Material shown:
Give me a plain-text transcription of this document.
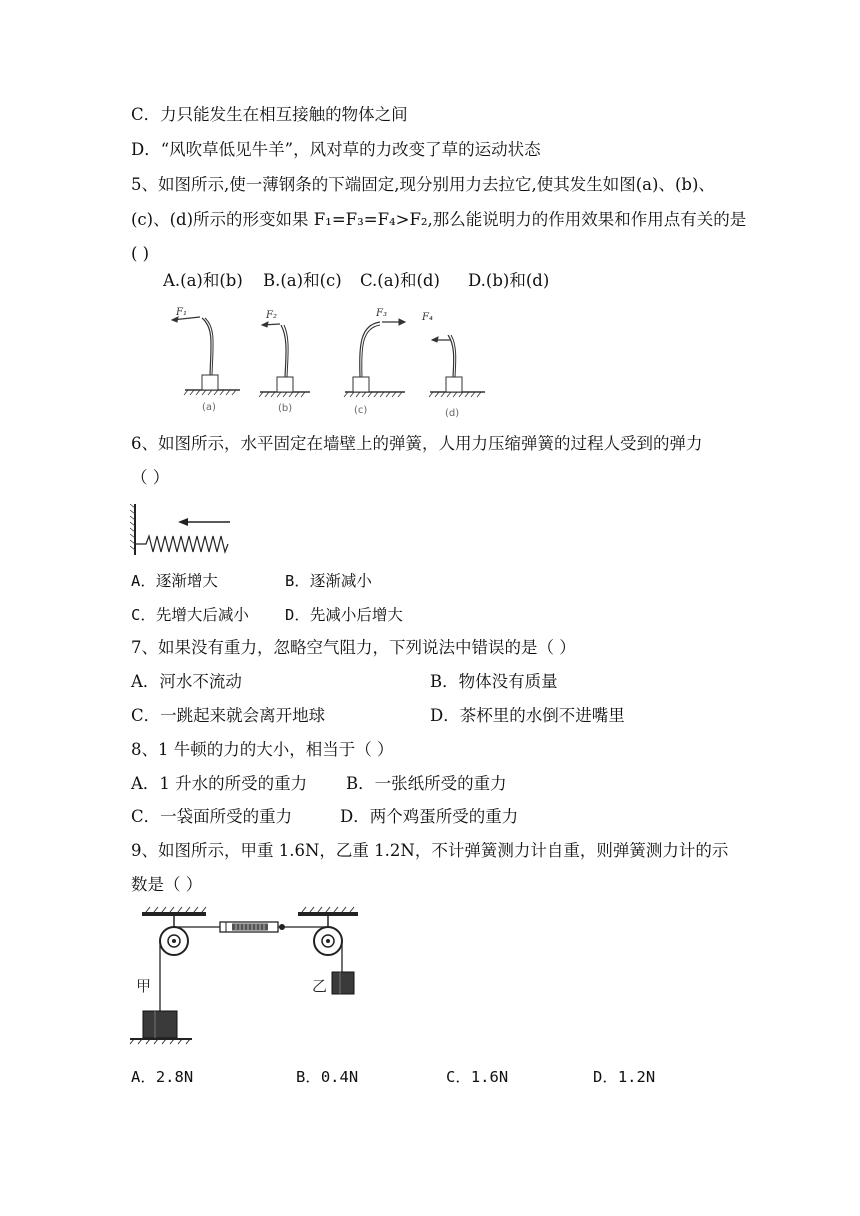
C．力只能发生在相互接触的物体之间
D．“风吹草低见牛羊”，风对草的力改变了草的运动状态
5、如图所示,使一薄钢条的下端固定,现分别用力去拉它,使其发生如图(a)、(b)、
(c)、(d)所示的形变如果 F₁=F₃=F₄>F₂,那么能说明力的作用效果和作用点有关的是
( )
A.(a)和(b) B.(a)和(c) C.(a)和(d) D.(b)和(d)
F₁	F₂	F₃	F₄
(a)	(b)	(c)	(d)
6、如图所示，水平固定在墙壁上的弹簧，人用力压缩弹簧的过程人受到的弹力
（ ）
A．逐渐增大	B．逐渐减小
C．先增大后减小 D．先减小后增大
7、如果没有重力，忽略空气阻力，下列说法中错误的是（ ）
A．河水不流动	B．物体没有质量
C．一跳起来就会离开地球	D．茶杯里的水倒不进嘴里
8、1 牛顿的力的大小，相当于（ ）
A．1 升水的所受的重力 B．一张纸所受的重力
C．一袋面所受的重力	D．两个鸡蛋所受的重力
9、如图所示，甲重 1.6N，乙重 1.2N，不计弹簧测力计自重，则弹簧测力计的示
数是（ ）
甲	乙
A．2.8N	B．0.4N	C．1.6N	D．1.2N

Work to complete:
Copy each line of the listing that contains the string "如图所示".

In response:
5、如图所示,使一薄钢条的下端固定,现分别用力去拉它,使其发生如图(a)、(b)、
6、如图所示，水平固定在墙壁上的弹簧，人用力压缩弹簧的过程人受到的弹力
9、如图所示，甲重 1.6N，乙重 1.2N，不计弹簧测力计自重，则弹簧测力计的示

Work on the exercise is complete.